Stored data:

START

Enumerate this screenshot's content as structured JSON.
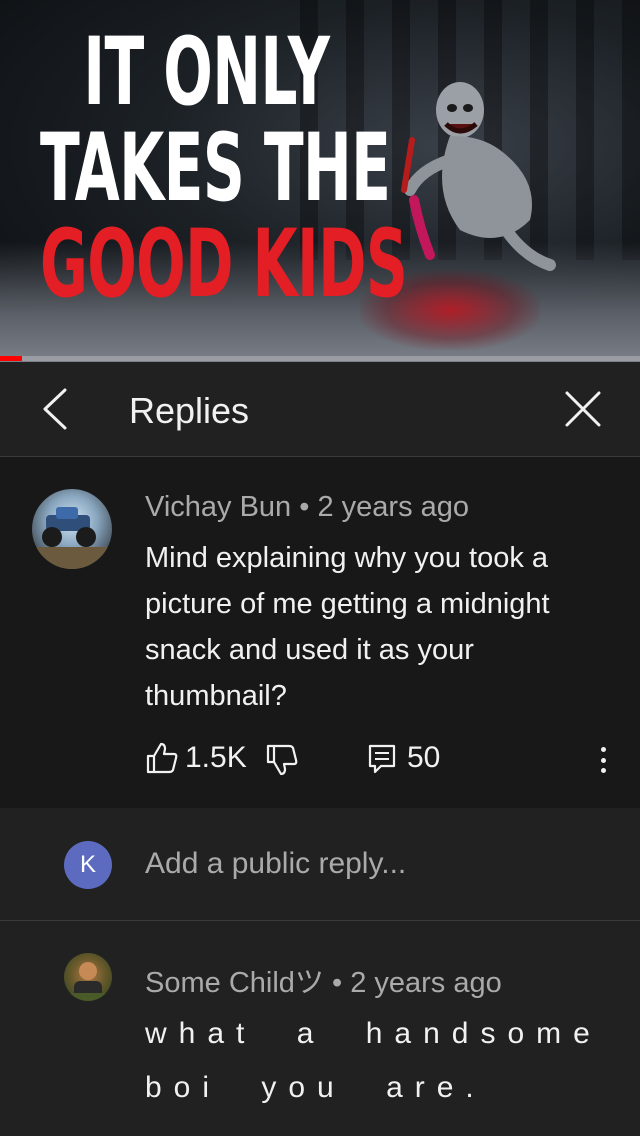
{
  "video": {
    "title_lines": [
      "IT ONLY",
      "TAKES THE",
      "GOOD KIDS"
    ],
    "progress_fraction": 0.035,
    "colors": {
      "title_white": "#ffffff",
      "title_red": "#e31e24",
      "progress": "#ff0000"
    }
  },
  "header": {
    "title": "Replies",
    "back_icon": "chevron-left-icon",
    "close_icon": "close-icon"
  },
  "parent_comment": {
    "author": "Vichay Bun",
    "separator": "•",
    "time": "2 years ago",
    "text": "Mind explaining why you took a picture of me getting a midnight snack and used it as your thumbnail?",
    "likes": "1.5K",
    "replies": "50",
    "icons": {
      "like": "thumbs-up-icon",
      "dislike": "thumbs-down-icon",
      "reply": "comment-icon",
      "more": "more-vertical-icon"
    }
  },
  "reply_box": {
    "user_initial": "K",
    "placeholder": "Add a public reply...",
    "avatar_color": "#5c6bc0"
  },
  "replies": [
    {
      "author": "Some Childツ",
      "separator": "•",
      "time": "2 years ago",
      "text": "what a handsome boi you are."
    }
  ],
  "theme": {
    "background": "#181818",
    "surface": "#212121",
    "text": "#f1f1f1",
    "secondary_text": "#aaaaaa"
  }
}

END

§ What the exercise asks
Print every record above exactly as written, leaving out the pictures.

§ Problem solution
Enumerate this screenshot's content as structured JSON.
{
  "video": {
    "title_lines": [
      "IT ONLY",
      "TAKES THE",
      "GOOD KIDS"
    ],
    "progress_fraction": 0.035,
    "colors": {
      "title_white": "#ffffff",
      "title_red": "#e31e24",
      "progress": "#ff0000"
    }
  },
  "header": {
    "title": "Replies",
    "back_icon": "chevron-left-icon",
    "close_icon": "close-icon"
  },
  "parent_comment": {
    "author": "Vichay Bun",
    "separator": "•",
    "time": "2 years ago",
    "text": "Mind explaining why you took a picture of me getting a midnight snack and used it as your thumbnail?",
    "likes": "1.5K",
    "replies": "50",
    "icons": {
      "like": "thumbs-up-icon",
      "dislike": "thumbs-down-icon",
      "reply": "comment-icon",
      "more": "more-vertical-icon"
    }
  },
  "reply_box": {
    "user_initial": "K",
    "placeholder": "Add a public reply...",
    "avatar_color": "#5c6bc0"
  },
  "replies": [
    {
      "author": "Some Childツ",
      "separator": "•",
      "time": "2 years ago",
      "text": "what a handsome boi you are."
    }
  ],
  "theme": {
    "background": "#181818",
    "surface": "#212121",
    "text": "#f1f1f1",
    "secondary_text": "#aaaaaa"
  }
}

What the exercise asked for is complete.